> _To do_
Rewrite the data below with each occurrence of "directory-entry" changed to "folder-entry" and every other character left as is. Omit the pictures from the output.

Data items:
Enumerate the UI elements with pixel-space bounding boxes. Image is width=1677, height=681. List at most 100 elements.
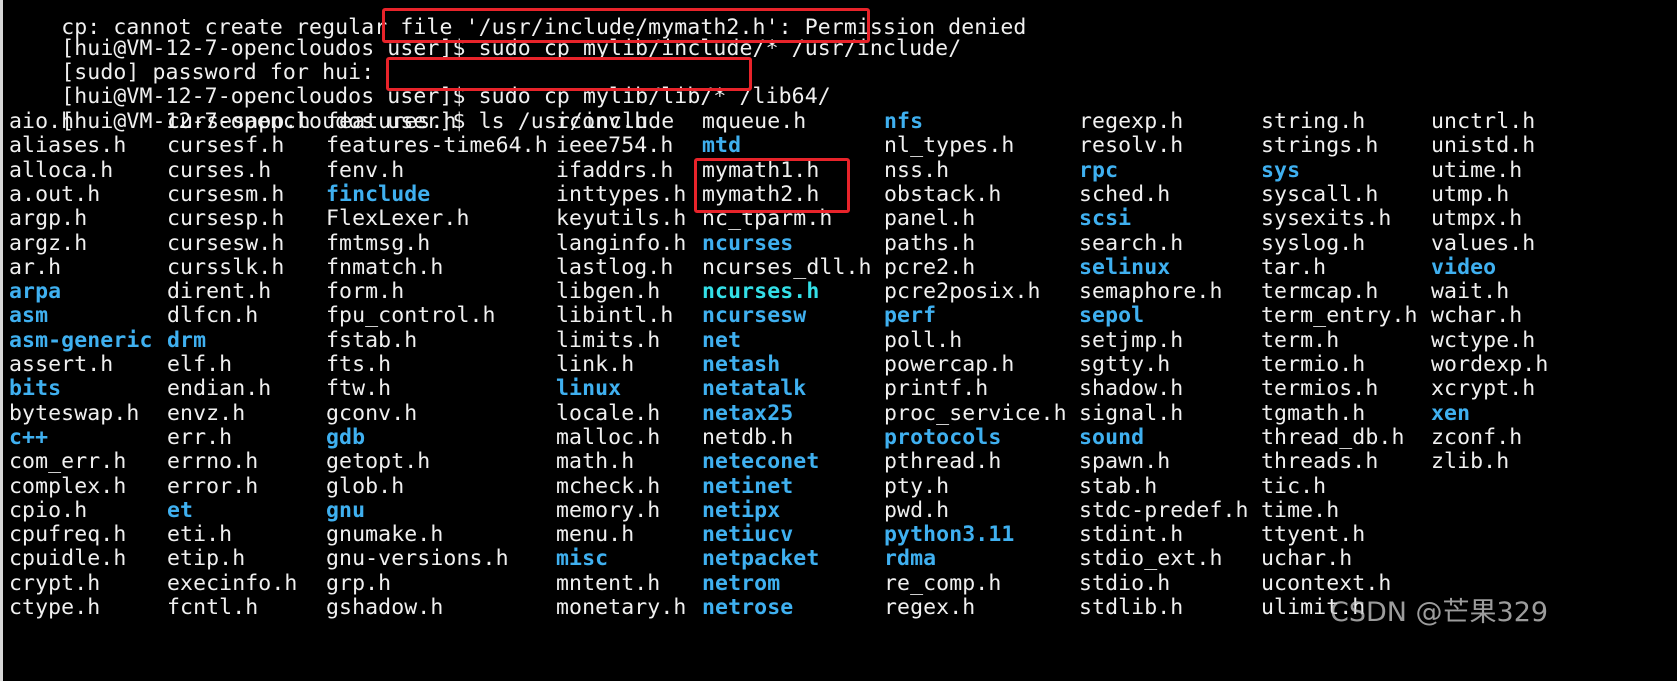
file-entry: fenv.h bbox=[326, 157, 405, 183]
file-entry: curses.h bbox=[167, 157, 272, 183]
file-entry: keyutils.h bbox=[556, 206, 687, 232]
file-entry: cursslk.h bbox=[167, 254, 285, 280]
file-entry: errno.h bbox=[167, 449, 259, 475]
file-entry: cursesapp.h bbox=[167, 109, 311, 134]
file-entry: termcap.h bbox=[1261, 279, 1379, 305]
file-entry: ifaddrs.h bbox=[556, 157, 674, 183]
file-entry: stdio.h bbox=[1079, 570, 1171, 596]
file-entry: gshadow.h bbox=[326, 595, 444, 620]
file-entry: fmtmsg.h bbox=[326, 230, 431, 256]
file-entry: termios.h bbox=[1261, 376, 1379, 402]
file-entry: memory.h bbox=[556, 497, 661, 523]
directory-entry: net bbox=[702, 327, 742, 353]
directory-entry: rpc bbox=[1079, 157, 1119, 183]
file-entry: powercap.h bbox=[884, 352, 1015, 377]
file-entry: nss.h bbox=[884, 157, 950, 183]
file-entry: pcre2.h bbox=[884, 254, 976, 280]
file-entry: a.out.h bbox=[9, 181, 101, 207]
directory-entry: scsi bbox=[1079, 206, 1132, 232]
directory-entry: neteconet bbox=[702, 449, 820, 475]
directory-entry: ncurses bbox=[702, 230, 794, 256]
directory-entry: rdma bbox=[884, 546, 937, 572]
file-entry: error.h bbox=[167, 473, 259, 499]
directory-entry: arpa bbox=[9, 279, 62, 305]
file-entry: FlexLexer.h bbox=[326, 206, 470, 232]
file-entry: gnumake.h bbox=[326, 522, 444, 548]
file-entry: pwd.h bbox=[884, 497, 950, 523]
directory-entry: netax25 bbox=[702, 400, 794, 426]
directory-entry: asm-generic bbox=[9, 327, 153, 353]
file-entry: tic.h bbox=[1261, 473, 1327, 499]
file-entry: zlib.h bbox=[1431, 449, 1510, 475]
file-entry: fts.h bbox=[326, 352, 392, 377]
file-entry: pthread.h bbox=[884, 449, 1002, 475]
file-entry: ieee754.h bbox=[556, 133, 674, 159]
file-entry: re_comp.h bbox=[884, 570, 1002, 596]
directory-entry: gdb bbox=[326, 424, 366, 450]
directory-entry: netiucv bbox=[702, 522, 794, 548]
file-entry: thread_db.h bbox=[1261, 424, 1405, 450]
file-entry: mcheck.h bbox=[556, 473, 661, 499]
file-entry: lastlog.h bbox=[556, 254, 674, 280]
directory-entry: xen bbox=[1431, 400, 1471, 426]
file-entry: cpio.h bbox=[9, 497, 88, 523]
file-entry: ctype.h bbox=[9, 595, 101, 620]
file-entry: dlfcn.h bbox=[167, 303, 259, 329]
file-entry: time.h bbox=[1261, 497, 1340, 523]
file-entry: pcre2posix.h bbox=[884, 279, 1041, 305]
file-entry: menu.h bbox=[556, 522, 635, 548]
file-entry: cursesp.h bbox=[167, 206, 285, 232]
highlight-box-lib-command bbox=[386, 57, 752, 91]
file-entry: mqueue.h bbox=[702, 109, 807, 134]
file-entry: fstab.h bbox=[326, 327, 418, 353]
file-entry: resolv.h bbox=[1079, 133, 1184, 159]
file-entry: fnmatch.h bbox=[326, 254, 444, 280]
file-entry: malloc.h bbox=[556, 424, 661, 450]
file-entry: elf.h bbox=[167, 352, 233, 377]
file-entry: values.h bbox=[1431, 230, 1536, 256]
file-entry: getopt.h bbox=[326, 449, 431, 475]
file-entry: sched.h bbox=[1079, 181, 1171, 207]
file-entry: shadow.h bbox=[1079, 376, 1184, 402]
directory-entry: c++ bbox=[9, 424, 49, 450]
file-entry: features.h bbox=[326, 109, 457, 134]
file-entry: utmp.h bbox=[1431, 181, 1510, 207]
file-entry: cursesf.h bbox=[167, 133, 285, 159]
file-entry: search.h bbox=[1079, 230, 1184, 256]
symlink-entry: ncurses.h bbox=[702, 279, 820, 305]
file-entry: assert.h bbox=[9, 352, 114, 377]
highlight-box-include-command bbox=[382, 8, 870, 43]
directory-entry: netrom bbox=[702, 570, 781, 596]
file-entry: etip.h bbox=[167, 546, 246, 572]
file-entry: eti.h bbox=[167, 522, 233, 548]
file-entry: features-time64.h bbox=[326, 133, 548, 159]
file-entry: spawn.h bbox=[1079, 449, 1171, 475]
file-entry: sysexits.h bbox=[1261, 206, 1392, 232]
directory-entry: ncursesw bbox=[702, 303, 807, 329]
file-entry: grp.h bbox=[326, 570, 392, 596]
file-entry: term.h bbox=[1261, 327, 1340, 353]
file-entry: inttypes.h bbox=[556, 181, 687, 207]
file-entry: aio.h bbox=[9, 109, 75, 134]
file-entry: semaphore.h bbox=[1079, 279, 1223, 305]
terminal-window[interactable]: cp: cannot create regular file '/usr/inc… bbox=[0, 0, 1677, 681]
file-entry: langinfo.h bbox=[556, 230, 687, 256]
file-entry: wordexp.h bbox=[1431, 352, 1549, 377]
file-entry: libgen.h bbox=[556, 279, 661, 305]
file-entry: uchar.h bbox=[1261, 546, 1353, 572]
file-entry: xcrypt.h bbox=[1431, 376, 1536, 402]
file-entry: gconv.h bbox=[326, 400, 418, 426]
directory-entry: python3.11 bbox=[884, 522, 1015, 548]
file-entry: sgtty.h bbox=[1079, 352, 1171, 377]
file-entry: link.h bbox=[556, 352, 635, 377]
file-entry: tgmath.h bbox=[1261, 400, 1366, 426]
file-entry: aliases.h bbox=[9, 133, 127, 159]
directory-entry: sepol bbox=[1079, 303, 1145, 329]
directory-entry: finclude bbox=[326, 181, 431, 207]
highlight-box-mymath-headers bbox=[694, 158, 850, 213]
directory-entry: nfs bbox=[884, 109, 924, 134]
file-entry: byteswap.h bbox=[9, 400, 140, 426]
file-entry: ftw.h bbox=[326, 376, 392, 402]
directory-entry: et bbox=[167, 497, 194, 523]
file-entry: iconv.h bbox=[556, 109, 648, 134]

> _Final result_
Enumerate the UI elements with pixel-space bounding boxes. Image is width=1677, height=681. List at most 100 elements.
file-entry: fenv.h bbox=[326, 157, 405, 183]
file-entry: curses.h bbox=[167, 157, 272, 183]
file-entry: keyutils.h bbox=[556, 206, 687, 232]
file-entry: cursslk.h bbox=[167, 254, 285, 280]
file-entry: errno.h bbox=[167, 449, 259, 475]
file-entry: cursesapp.h bbox=[167, 109, 311, 134]
file-entry: termcap.h bbox=[1261, 279, 1379, 305]
file-entry: ifaddrs.h bbox=[556, 157, 674, 183]
file-entry: stdio.h bbox=[1079, 570, 1171, 596]
file-entry: gshadow.h bbox=[326, 595, 444, 620]
file-entry: fmtmsg.h bbox=[326, 230, 431, 256]
file-entry: termios.h bbox=[1261, 376, 1379, 402]
file-entry: memory.h bbox=[556, 497, 661, 523]
folder-entry: net bbox=[702, 327, 742, 353]
folder-entry: rpc bbox=[1079, 157, 1119, 183]
file-entry: powercap.h bbox=[884, 352, 1015, 377]
file-entry: nss.h bbox=[884, 157, 950, 183]
file-entry: pcre2.h bbox=[884, 254, 976, 280]
file-entry: a.out.h bbox=[9, 181, 101, 207]
folder-entry: scsi bbox=[1079, 206, 1132, 232]
folder-entry: neteconet bbox=[702, 449, 820, 475]
folder-entry: ncurses bbox=[702, 230, 794, 256]
folder-entry: rdma bbox=[884, 546, 937, 572]
file-entry: error.h bbox=[167, 473, 259, 499]
folder-entry: arpa bbox=[9, 279, 62, 305]
file-entry: FlexLexer.h bbox=[326, 206, 470, 232]
file-entry: gnumake.h bbox=[326, 522, 444, 548]
file-entry: pwd.h bbox=[884, 497, 950, 523]
folder-entry: netax25 bbox=[702, 400, 794, 426]
folder-entry: asm-generic bbox=[9, 327, 153, 353]
file-entry: tic.h bbox=[1261, 473, 1327, 499]
file-entry: zlib.h bbox=[1431, 449, 1510, 475]
file-entry: fts.h bbox=[326, 352, 392, 377]
file-entry: pthread.h bbox=[884, 449, 1002, 475]
file-entry: ieee754.h bbox=[556, 133, 674, 159]
file-entry: re_comp.h bbox=[884, 570, 1002, 596]
folder-entry: gdb bbox=[326, 424, 366, 450]
folder-entry: netiucv bbox=[702, 522, 794, 548]
file-entry: thread_db.h bbox=[1261, 424, 1405, 450]
file-entry: mcheck.h bbox=[556, 473, 661, 499]
file-entry: lastlog.h bbox=[556, 254, 674, 280]
folder-entry: xen bbox=[1431, 400, 1471, 426]
file-entry: cpio.h bbox=[9, 497, 88, 523]
file-entry: ctype.h bbox=[9, 595, 101, 620]
file-entry: dlfcn.h bbox=[167, 303, 259, 329]
file-entry: time.h bbox=[1261, 497, 1340, 523]
file-entry: pcre2posix.h bbox=[884, 279, 1041, 305]
file-entry: menu.h bbox=[556, 522, 635, 548]
file-entry: cursesp.h bbox=[167, 206, 285, 232]
highlight-box-lib-command bbox=[386, 57, 752, 91]
file-entry: mqueue.h bbox=[702, 109, 807, 134]
file-entry: fstab.h bbox=[326, 327, 418, 353]
file-entry: resolv.h bbox=[1079, 133, 1184, 159]
file-entry: fnmatch.h bbox=[326, 254, 444, 280]
file-entry: malloc.h bbox=[556, 424, 661, 450]
file-entry: elf.h bbox=[167, 352, 233, 377]
file-entry: values.h bbox=[1431, 230, 1536, 256]
file-entry: getopt.h bbox=[326, 449, 431, 475]
file-entry: sched.h bbox=[1079, 181, 1171, 207]
file-entry: shadow.h bbox=[1079, 376, 1184, 402]
folder-entry: c++ bbox=[9, 424, 49, 450]
file-entry: features.h bbox=[326, 109, 457, 134]
file-entry: utmp.h bbox=[1431, 181, 1510, 207]
file-entry: cursesf.h bbox=[167, 133, 285, 159]
file-entry: search.h bbox=[1079, 230, 1184, 256]
symlink-entry: ncurses.h bbox=[702, 279, 820, 305]
file-entry: assert.h bbox=[9, 352, 114, 377]
highlight-box-include-command bbox=[382, 8, 870, 43]
folder-entry: netrom bbox=[702, 570, 781, 596]
file-entry: etip.h bbox=[167, 546, 246, 572]
file-entry: eti.h bbox=[167, 522, 233, 548]
file-entry: features-time64.h bbox=[326, 133, 548, 159]
file-entry: spawn.h bbox=[1079, 449, 1171, 475]
file-entry: sysexits.h bbox=[1261, 206, 1392, 232]
folder-entry: ncursesw bbox=[702, 303, 807, 329]
file-entry: grp.h bbox=[326, 570, 392, 596]
file-entry: term.h bbox=[1261, 327, 1340, 353]
file-entry: inttypes.h bbox=[556, 181, 687, 207]
file-entry: aio.h bbox=[9, 109, 75, 134]
file-entry: semaphore.h bbox=[1079, 279, 1223, 305]
terminal-window[interactable]: cp: cannot create regular file '/usr/inc… bbox=[0, 0, 1677, 681]
file-entry: langinfo.h bbox=[556, 230, 687, 256]
file-entry: wordexp.h bbox=[1431, 352, 1549, 377]
file-entry: libgen.h bbox=[556, 279, 661, 305]
file-entry: uchar.h bbox=[1261, 546, 1353, 572]
file-entry: xcrypt.h bbox=[1431, 376, 1536, 402]
file-entry: gconv.h bbox=[326, 400, 418, 426]
folder-entry: python3.11 bbox=[884, 522, 1015, 548]
file-entry: sgtty.h bbox=[1079, 352, 1171, 377]
file-entry: link.h bbox=[556, 352, 635, 377]
file-entry: tgmath.h bbox=[1261, 400, 1366, 426]
file-entry: aliases.h bbox=[9, 133, 127, 159]
folder-entry: sepol bbox=[1079, 303, 1145, 329]
folder-entry: finclude bbox=[326, 181, 431, 207]
highlight-box-mymath-headers bbox=[694, 158, 850, 213]
folder-entry: nfs bbox=[884, 109, 924, 134]
file-entry: byteswap.h bbox=[9, 400, 140, 426]
file-entry: ftw.h bbox=[326, 376, 392, 402]
folder-entry: et bbox=[167, 497, 194, 523]
file-entry: iconv.h bbox=[556, 109, 648, 134]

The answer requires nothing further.